(Provided data):
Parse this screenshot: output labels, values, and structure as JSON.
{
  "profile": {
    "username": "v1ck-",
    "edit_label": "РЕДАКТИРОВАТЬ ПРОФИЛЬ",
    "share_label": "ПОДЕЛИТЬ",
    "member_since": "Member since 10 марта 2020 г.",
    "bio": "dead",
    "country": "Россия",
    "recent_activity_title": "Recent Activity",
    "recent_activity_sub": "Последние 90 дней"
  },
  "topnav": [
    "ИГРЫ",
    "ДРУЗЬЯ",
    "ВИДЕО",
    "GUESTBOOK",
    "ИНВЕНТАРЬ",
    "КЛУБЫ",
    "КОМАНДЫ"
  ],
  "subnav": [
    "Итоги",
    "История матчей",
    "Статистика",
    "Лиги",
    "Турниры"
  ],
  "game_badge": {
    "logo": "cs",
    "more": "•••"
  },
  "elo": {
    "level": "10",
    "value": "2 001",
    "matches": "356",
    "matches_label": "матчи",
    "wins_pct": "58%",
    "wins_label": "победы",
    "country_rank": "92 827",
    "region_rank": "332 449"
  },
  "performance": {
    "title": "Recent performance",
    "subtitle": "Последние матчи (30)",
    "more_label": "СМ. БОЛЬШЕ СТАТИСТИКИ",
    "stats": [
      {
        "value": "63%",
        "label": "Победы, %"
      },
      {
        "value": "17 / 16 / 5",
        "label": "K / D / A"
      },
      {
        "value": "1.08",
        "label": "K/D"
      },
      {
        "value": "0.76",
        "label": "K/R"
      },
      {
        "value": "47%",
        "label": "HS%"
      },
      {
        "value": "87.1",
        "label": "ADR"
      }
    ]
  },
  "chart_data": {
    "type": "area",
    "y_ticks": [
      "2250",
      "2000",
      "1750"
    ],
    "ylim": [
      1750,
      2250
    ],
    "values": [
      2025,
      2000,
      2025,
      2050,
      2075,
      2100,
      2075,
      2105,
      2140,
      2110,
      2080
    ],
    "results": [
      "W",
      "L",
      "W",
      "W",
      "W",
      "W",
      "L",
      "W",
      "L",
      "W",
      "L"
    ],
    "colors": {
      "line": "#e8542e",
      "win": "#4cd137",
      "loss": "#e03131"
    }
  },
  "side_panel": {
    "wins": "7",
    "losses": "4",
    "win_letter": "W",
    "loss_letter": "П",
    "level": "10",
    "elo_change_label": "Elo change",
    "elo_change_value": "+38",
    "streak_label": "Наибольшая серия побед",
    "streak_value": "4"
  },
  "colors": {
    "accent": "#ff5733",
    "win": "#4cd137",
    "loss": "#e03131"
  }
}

(Job): Quote every entry exactly.

(Result):
Parse this screenshot: output labels, values, and structure as JSON.
{
  "profile": {
    "username": "v1ck-",
    "edit_label": "РЕДАКТИРОВАТЬ ПРОФИЛЬ",
    "share_label": "ПОДЕЛИТЬ",
    "member_since": "Member since 10 марта 2020 г.",
    "bio": "dead",
    "country": "Россия",
    "recent_activity_title": "Recent Activity",
    "recent_activity_sub": "Последние 90 дней"
  },
  "topnav": [
    "ИГРЫ",
    "ДРУЗЬЯ",
    "ВИДЕО",
    "GUESTBOOK",
    "ИНВЕНТАРЬ",
    "КЛУБЫ",
    "КОМАНДЫ"
  ],
  "subnav": [
    "Итоги",
    "История матчей",
    "Статистика",
    "Лиги",
    "Турниры"
  ],
  "game_badge": {
    "logo": "cs",
    "more": "•••"
  },
  "elo": {
    "level": "10",
    "value": "2 001",
    "matches": "356",
    "matches_label": "матчи",
    "wins_pct": "58%",
    "wins_label": "победы",
    "country_rank": "92 827",
    "region_rank": "332 449"
  },
  "performance": {
    "title": "Recent performance",
    "subtitle": "Последние матчи (30)",
    "more_label": "СМ. БОЛЬШЕ СТАТИСТИКИ",
    "stats": [
      {
        "value": "63%",
        "label": "Победы, %"
      },
      {
        "value": "17 / 16 / 5",
        "label": "K / D / A"
      },
      {
        "value": "1.08",
        "label": "K/D"
      },
      {
        "value": "0.76",
        "label": "K/R"
      },
      {
        "value": "47%",
        "label": "HS%"
      },
      {
        "value": "87.1",
        "label": "ADR"
      }
    ]
  },
  "chart_data": {
    "type": "area",
    "y_ticks": [
      "2250",
      "2000",
      "1750"
    ],
    "ylim": [
      1750,
      2250
    ],
    "values": [
      2025,
      2000,
      2025,
      2050,
      2075,
      2100,
      2075,
      2105,
      2140,
      2110,
      2080
    ],
    "results": [
      "W",
      "L",
      "W",
      "W",
      "W",
      "W",
      "L",
      "W",
      "L",
      "W",
      "L"
    ],
    "colors": {
      "line": "#e8542e",
      "win": "#4cd137",
      "loss": "#e03131"
    }
  },
  "side_panel": {
    "wins": "7",
    "losses": "4",
    "win_letter": "W",
    "loss_letter": "П",
    "level": "10",
    "elo_change_label": "Elo change",
    "elo_change_value": "+38",
    "streak_label": "Наибольшая серия побед",
    "streak_value": "4"
  },
  "colors": {
    "accent": "#ff5733",
    "win": "#4cd137",
    "loss": "#e03131"
  }
}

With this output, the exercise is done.